● PROVIDED ENTRIES
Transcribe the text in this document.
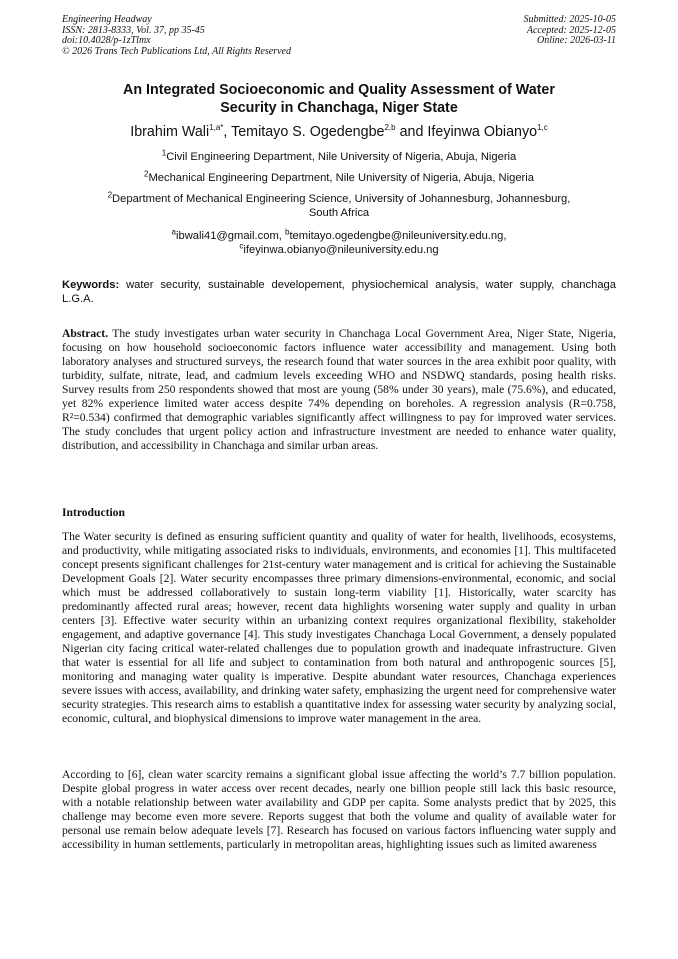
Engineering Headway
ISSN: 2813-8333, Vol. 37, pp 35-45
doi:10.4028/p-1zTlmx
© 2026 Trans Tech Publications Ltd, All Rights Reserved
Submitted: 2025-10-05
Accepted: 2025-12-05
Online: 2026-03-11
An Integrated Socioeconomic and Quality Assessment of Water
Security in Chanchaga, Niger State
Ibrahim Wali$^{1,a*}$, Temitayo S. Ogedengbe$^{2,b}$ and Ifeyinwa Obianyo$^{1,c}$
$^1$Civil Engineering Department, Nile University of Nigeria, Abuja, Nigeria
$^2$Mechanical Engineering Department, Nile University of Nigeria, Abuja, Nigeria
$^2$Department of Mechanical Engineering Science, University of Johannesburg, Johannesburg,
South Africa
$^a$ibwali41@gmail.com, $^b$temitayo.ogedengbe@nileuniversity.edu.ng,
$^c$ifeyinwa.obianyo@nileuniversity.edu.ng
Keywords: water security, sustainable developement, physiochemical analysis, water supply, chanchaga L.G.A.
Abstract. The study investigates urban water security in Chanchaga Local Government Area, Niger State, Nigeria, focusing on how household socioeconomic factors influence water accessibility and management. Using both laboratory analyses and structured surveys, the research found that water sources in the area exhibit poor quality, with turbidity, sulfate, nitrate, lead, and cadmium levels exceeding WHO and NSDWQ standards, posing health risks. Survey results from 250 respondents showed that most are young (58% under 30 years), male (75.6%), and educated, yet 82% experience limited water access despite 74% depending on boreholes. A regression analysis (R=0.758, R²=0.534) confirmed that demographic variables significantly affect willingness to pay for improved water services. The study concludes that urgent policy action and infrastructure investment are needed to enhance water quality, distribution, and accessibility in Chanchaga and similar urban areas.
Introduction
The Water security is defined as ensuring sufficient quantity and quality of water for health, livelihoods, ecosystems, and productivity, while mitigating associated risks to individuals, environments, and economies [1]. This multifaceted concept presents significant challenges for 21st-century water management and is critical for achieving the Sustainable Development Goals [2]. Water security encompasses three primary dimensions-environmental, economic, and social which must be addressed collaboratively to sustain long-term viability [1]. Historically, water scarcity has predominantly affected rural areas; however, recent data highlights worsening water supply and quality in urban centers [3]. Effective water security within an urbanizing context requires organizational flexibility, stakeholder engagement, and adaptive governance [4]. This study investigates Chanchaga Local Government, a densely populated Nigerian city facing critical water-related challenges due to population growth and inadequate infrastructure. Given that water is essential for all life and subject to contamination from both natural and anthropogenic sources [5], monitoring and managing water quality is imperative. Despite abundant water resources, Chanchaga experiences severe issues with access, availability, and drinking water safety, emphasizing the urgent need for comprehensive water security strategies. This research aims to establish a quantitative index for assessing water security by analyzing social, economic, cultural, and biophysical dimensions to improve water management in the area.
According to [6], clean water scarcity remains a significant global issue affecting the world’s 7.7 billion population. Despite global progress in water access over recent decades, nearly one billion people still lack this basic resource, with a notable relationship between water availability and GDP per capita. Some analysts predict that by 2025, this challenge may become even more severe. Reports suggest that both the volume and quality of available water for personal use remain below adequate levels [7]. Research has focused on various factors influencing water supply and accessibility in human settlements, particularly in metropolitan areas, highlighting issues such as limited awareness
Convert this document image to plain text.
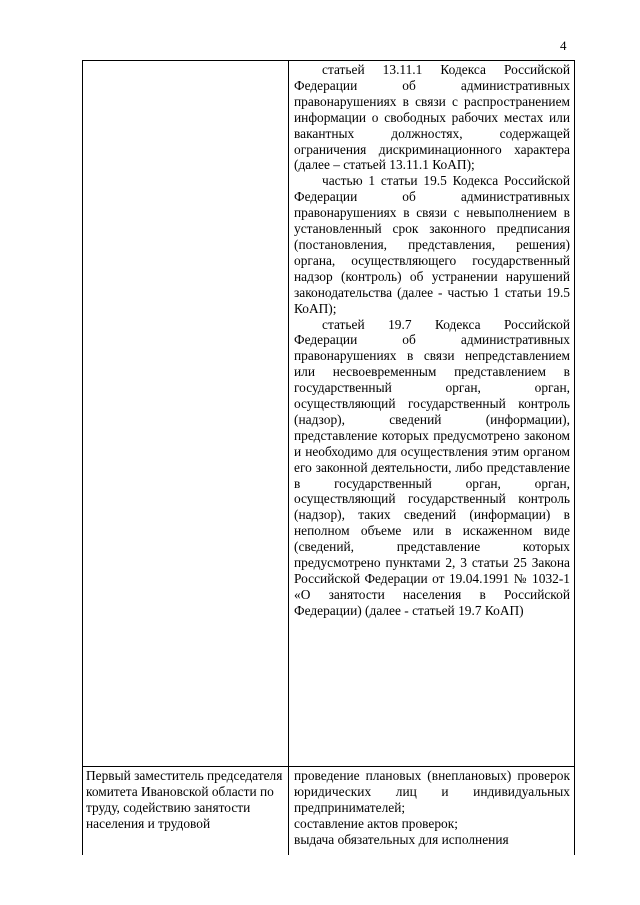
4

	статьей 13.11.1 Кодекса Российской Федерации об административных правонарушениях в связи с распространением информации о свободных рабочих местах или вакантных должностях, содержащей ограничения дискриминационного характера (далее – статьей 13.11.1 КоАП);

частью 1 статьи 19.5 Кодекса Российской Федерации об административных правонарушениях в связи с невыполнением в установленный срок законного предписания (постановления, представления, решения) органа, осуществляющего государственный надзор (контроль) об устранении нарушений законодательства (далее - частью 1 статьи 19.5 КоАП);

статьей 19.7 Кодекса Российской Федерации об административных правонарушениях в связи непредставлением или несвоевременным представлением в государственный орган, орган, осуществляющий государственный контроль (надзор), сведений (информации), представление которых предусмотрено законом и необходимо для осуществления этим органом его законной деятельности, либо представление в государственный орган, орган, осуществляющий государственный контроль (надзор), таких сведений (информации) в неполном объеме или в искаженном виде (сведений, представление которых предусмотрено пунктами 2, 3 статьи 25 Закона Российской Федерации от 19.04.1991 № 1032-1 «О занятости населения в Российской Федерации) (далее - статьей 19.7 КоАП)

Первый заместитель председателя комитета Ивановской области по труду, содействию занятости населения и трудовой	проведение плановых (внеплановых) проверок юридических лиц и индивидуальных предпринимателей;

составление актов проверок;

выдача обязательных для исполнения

● WHAT YOU NEED TO DO
Return the listing above word for word, with the pictures removed.

● RESPONSE TO THE EXERCISE
Transcribe the text in this document.
Engineering Headway
ISSN: 2813-8333, Vol. 37, pp 35-45
doi:10.4028/p-1zTlmx
© 2026 Trans Tech Publications Ltd, All Rights Reserved
Submitted: 2025-10-05
Accepted: 2025-12-05
Online: 2026-03-11
An Integrated Socioeconomic and Quality Assessment of Water
Security in Chanchaga, Niger State
Ibrahim Wali$^{1,a*}$, Temitayo S. Ogedengbe$^{2,b}$ and Ifeyinwa Obianyo$^{1,c}$
$^1$Civil Engineering Department, Nile University of Nigeria, Abuja, Nigeria
$^2$Mechanical Engineering Department, Nile University of Nigeria, Abuja, Nigeria
$^2$Department of Mechanical Engineering Science, University of Johannesburg, Johannesburg,
South Africa
$^a$ibwali41@gmail.com, $^b$temitayo.ogedengbe@nileuniversity.edu.ng,
$^c$ifeyinwa.obianyo@nileuniversity.edu.ng
Keywords: water security, sustainable developement, physiochemical analysis, water supply, chanchaga L.G.A.
Abstract. The study investigates urban water security in Chanchaga Local Government Area, Niger State, Nigeria, focusing on how household socioeconomic factors influence water accessibility and management. Using both laboratory analyses and structured surveys, the research found that water sources in the area exhibit poor quality, with turbidity, sulfate, nitrate, lead, and cadmium levels exceeding WHO and NSDWQ standards, posing health risks. Survey results from 250 respondents showed that most are young (58% under 30 years), male (75.6%), and educated, yet 82% experience limited water access despite 74% depending on boreholes. A regression analysis (R=0.758, R²=0.534) confirmed that demographic variables significantly affect willingness to pay for improved water services. The study concludes that urgent policy action and infrastructure investment are needed to enhance water quality, distribution, and accessibility in Chanchaga and similar urban areas.
Introduction
The Water security is defined as ensuring sufficient quantity and quality of water for health, livelihoods, ecosystems, and productivity, while mitigating associated risks to individuals, environments, and economies [1]. This multifaceted concept presents significant challenges for 21st-century water management and is critical for achieving the Sustainable Development Goals [2]. Water security encompasses three primary dimensions-environmental, economic, and social which must be addressed collaboratively to sustain long-term viability [1]. Historically, water scarcity has predominantly affected rural areas; however, recent data highlights worsening water supply and quality in urban centers [3]. Effective water security within an urbanizing context requires organizational flexibility, stakeholder engagement, and adaptive governance [4]. This study investigates Chanchaga Local Government, a densely populated Nigerian city facing critical water-related challenges due to population growth and inadequate infrastructure. Given that water is essential for all life and subject to contamination from both natural and anthropogenic sources [5], monitoring and managing water quality is imperative. Despite abundant water resources, Chanchaga experiences severe issues with access, availability, and drinking water safety, emphasizing the urgent need for comprehensive water security strategies. This research aims to establish a quantitative index for assessing water security by analyzing social, economic, cultural, and biophysical dimensions to improve water management in the area.
According to [6], clean water scarcity remains a significant global issue affecting the world’s 7.7 billion population. Despite global progress in water access over recent decades, nearly one billion people still lack this basic resource, with a notable relationship between water availability and GDP per capita. Some analysts predict that by 2025, this challenge may become even more severe. Reports suggest that both the volume and quality of available water for personal use remain below adequate levels [7]. Research has focused on various factors influencing water supply and accessibility in human settlements, particularly in metropolitan areas, highlighting issues such as limited awareness
Convert this document image to plain text.
4

	статьей 13.11.1 Кодекса Российской Федерации об административных правонарушениях в связи с распространением информации о свободных рабочих местах или вакантных должностях, содержащей ограничения дискриминационного характера (далее – статьей 13.11.1 КоАП);

частью 1 статьи 19.5 Кодекса Российской Федерации об административных правонарушениях в связи с невыполнением в установленный срок законного предписания (постановления, представления, решения) органа, осуществляющего государственный надзор (контроль) об устранении нарушений законодательства (далее - частью 1 статьи 19.5 КоАП);

статьей 19.7 Кодекса Российской Федерации об административных правонарушениях в связи непредставлением или несвоевременным представлением в государственный орган, орган, осуществляющий государственный контроль (надзор), сведений (информации), представление которых предусмотрено законом и необходимо для осуществления этим органом его законной деятельности, либо представление в государственный орган, орган, осуществляющий государственный контроль (надзор), таких сведений (информации) в неполном объеме или в искаженном виде (сведений, представление которых предусмотрено пунктами 2, 3 статьи 25 Закона Российской Федерации от 19.04.1991 № 1032-1 «О занятости населения в Российской Федерации) (далее - статьей 19.7 КоАП)

Первый заместитель председателя комитета Ивановской области по труду, содействию занятости населения и трудовой	проведение плановых (внеплановых) проверок юридических лиц и индивидуальных предпринимателей;

составление актов проверок;

выдача обязательных для исполнения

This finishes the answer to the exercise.